All lines below must be repeated exactly, with the pictures omitted.

◆ ◆ ◆

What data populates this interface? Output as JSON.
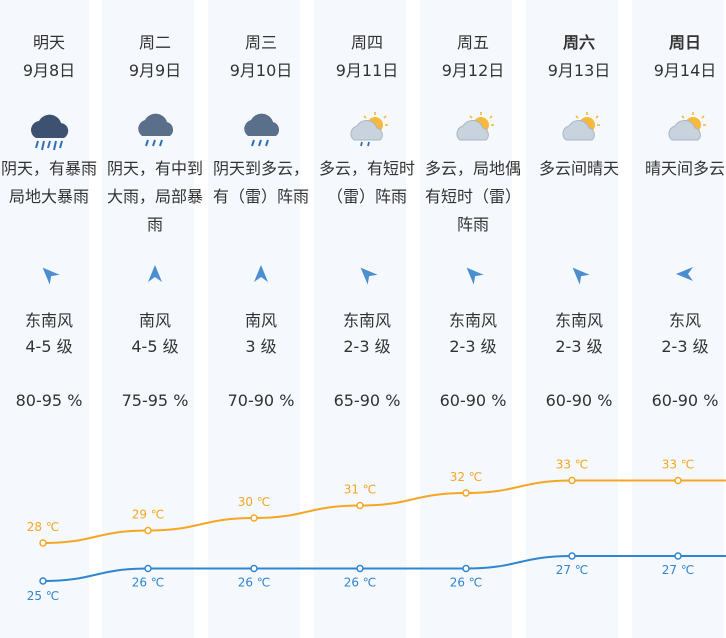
{
  "colors": {
    "high_line": "#f5a623",
    "low_line": "#2f86d0",
    "column_bg": "#f5f8fc",
    "text": "#333333"
  },
  "days": [
    {
      "name": "明天",
      "bold": false,
      "date": "9月8日",
      "icon": "heavy-rain-cloud-icon",
      "desc": "阴天，有暴雨局地大暴雨",
      "wind_icon": "wind-arrow-southeast-icon",
      "wind_dir": "东南风",
      "wind_level": "4-5 级",
      "humidity": "80-95 %",
      "high": "28 ℃",
      "low": "25 ℃"
    },
    {
      "name": "周二",
      "bold": false,
      "date": "9月9日",
      "icon": "rain-cloud-icon",
      "desc": "阴天，有中到大雨，局部暴雨",
      "wind_icon": "wind-arrow-south-icon",
      "wind_dir": "南风",
      "wind_level": "4-5 级",
      "humidity": "75-95 %",
      "high": "29 ℃",
      "low": "26 ℃"
    },
    {
      "name": "周三",
      "bold": false,
      "date": "9月10日",
      "icon": "rain-cloud-icon",
      "desc": "阴天到多云，有（雷）阵雨",
      "wind_icon": "wind-arrow-south-icon",
      "wind_dir": "南风",
      "wind_level": "3 级",
      "humidity": "70-90 %",
      "high": "30 ℃",
      "low": "26 ℃"
    },
    {
      "name": "周四",
      "bold": false,
      "date": "9月11日",
      "icon": "sun-cloud-rain-icon",
      "desc": "多云，有短时（雷）阵雨",
      "wind_icon": "wind-arrow-southeast-icon",
      "wind_dir": "东南风",
      "wind_level": "2-3 级",
      "humidity": "65-90 %",
      "high": "31 ℃",
      "low": "26 ℃"
    },
    {
      "name": "周五",
      "bold": false,
      "date": "9月12日",
      "icon": "sun-cloud-icon",
      "desc": "多云，局地偶有短时（雷）阵雨",
      "wind_icon": "wind-arrow-southeast-icon",
      "wind_dir": "东南风",
      "wind_level": "2-3 级",
      "humidity": "60-90 %",
      "high": "32 ℃",
      "low": "26 ℃"
    },
    {
      "name": "周六",
      "bold": true,
      "date": "9月13日",
      "icon": "sun-cloud-icon",
      "desc": "多云间晴天",
      "wind_icon": "wind-arrow-southeast-icon",
      "wind_dir": "东南风",
      "wind_level": "2-3 级",
      "humidity": "60-90 %",
      "high": "33 ℃",
      "low": "27 ℃"
    },
    {
      "name": "周日",
      "bold": true,
      "date": "9月14日",
      "icon": "sun-cloud-icon",
      "desc": "晴天间多云",
      "wind_icon": "wind-arrow-east-icon",
      "wind_dir": "东风",
      "wind_level": "2-3 级",
      "humidity": "60-90 %",
      "high": "33 ℃",
      "low": "27 ℃"
    }
  ],
  "chart_data": {
    "type": "line",
    "categories": [
      "9月8日",
      "9月9日",
      "9月10日",
      "9月11日",
      "9月12日",
      "9月13日",
      "9月14日"
    ],
    "series": [
      {
        "values": [
          28,
          29,
          30,
          31,
          32,
          33,
          33
        ]
      },
      {
        "values": [
          25,
          26,
          26,
          26,
          26,
          27,
          27
        ]
      }
    ],
    "ylabel": "℃"
  }
}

◆ ◆ ◆

_Expected output_:
What data populates this interface? Output as JSON.
{
  "colors": {
    "high_line": "#f5a623",
    "low_line": "#2f86d0",
    "column_bg": "#f5f8fc",
    "text": "#333333"
  },
  "days": [
    {
      "name": "明天",
      "bold": false,
      "date": "9月8日",
      "icon": "heavy-rain-cloud-icon",
      "desc": "阴天，有暴雨局地大暴雨",
      "wind_icon": "wind-arrow-southeast-icon",
      "wind_dir": "东南风",
      "wind_level": "4-5 级",
      "humidity": "80-95 %",
      "high": "28 ℃",
      "low": "25 ℃"
    },
    {
      "name": "周二",
      "bold": false,
      "date": "9月9日",
      "icon": "rain-cloud-icon",
      "desc": "阴天，有中到大雨，局部暴雨",
      "wind_icon": "wind-arrow-south-icon",
      "wind_dir": "南风",
      "wind_level": "4-5 级",
      "humidity": "75-95 %",
      "high": "29 ℃",
      "low": "26 ℃"
    },
    {
      "name": "周三",
      "bold": false,
      "date": "9月10日",
      "icon": "rain-cloud-icon",
      "desc": "阴天到多云，有（雷）阵雨",
      "wind_icon": "wind-arrow-south-icon",
      "wind_dir": "南风",
      "wind_level": "3 级",
      "humidity": "70-90 %",
      "high": "30 ℃",
      "low": "26 ℃"
    },
    {
      "name": "周四",
      "bold": false,
      "date": "9月11日",
      "icon": "sun-cloud-rain-icon",
      "desc": "多云，有短时（雷）阵雨",
      "wind_icon": "wind-arrow-southeast-icon",
      "wind_dir": "东南风",
      "wind_level": "2-3 级",
      "humidity": "65-90 %",
      "high": "31 ℃",
      "low": "26 ℃"
    },
    {
      "name": "周五",
      "bold": false,
      "date": "9月12日",
      "icon": "sun-cloud-icon",
      "desc": "多云，局地偶有短时（雷）阵雨",
      "wind_icon": "wind-arrow-southeast-icon",
      "wind_dir": "东南风",
      "wind_level": "2-3 级",
      "humidity": "60-90 %",
      "high": "32 ℃",
      "low": "26 ℃"
    },
    {
      "name": "周六",
      "bold": true,
      "date": "9月13日",
      "icon": "sun-cloud-icon",
      "desc": "多云间晴天",
      "wind_icon": "wind-arrow-southeast-icon",
      "wind_dir": "东南风",
      "wind_level": "2-3 级",
      "humidity": "60-90 %",
      "high": "33 ℃",
      "low": "27 ℃"
    },
    {
      "name": "周日",
      "bold": true,
      "date": "9月14日",
      "icon": "sun-cloud-icon",
      "desc": "晴天间多云",
      "wind_icon": "wind-arrow-east-icon",
      "wind_dir": "东风",
      "wind_level": "2-3 级",
      "humidity": "60-90 %",
      "high": "33 ℃",
      "low": "27 ℃"
    }
  ],
  "chart_data": {
    "type": "line",
    "categories": [
      "9月8日",
      "9月9日",
      "9月10日",
      "9月11日",
      "9月12日",
      "9月13日",
      "9月14日"
    ],
    "series": [
      {
        "values": [
          28,
          29,
          30,
          31,
          32,
          33,
          33
        ]
      },
      {
        "values": [
          25,
          26,
          26,
          26,
          26,
          27,
          27
        ]
      }
    ],
    "ylabel": "℃"
  }
}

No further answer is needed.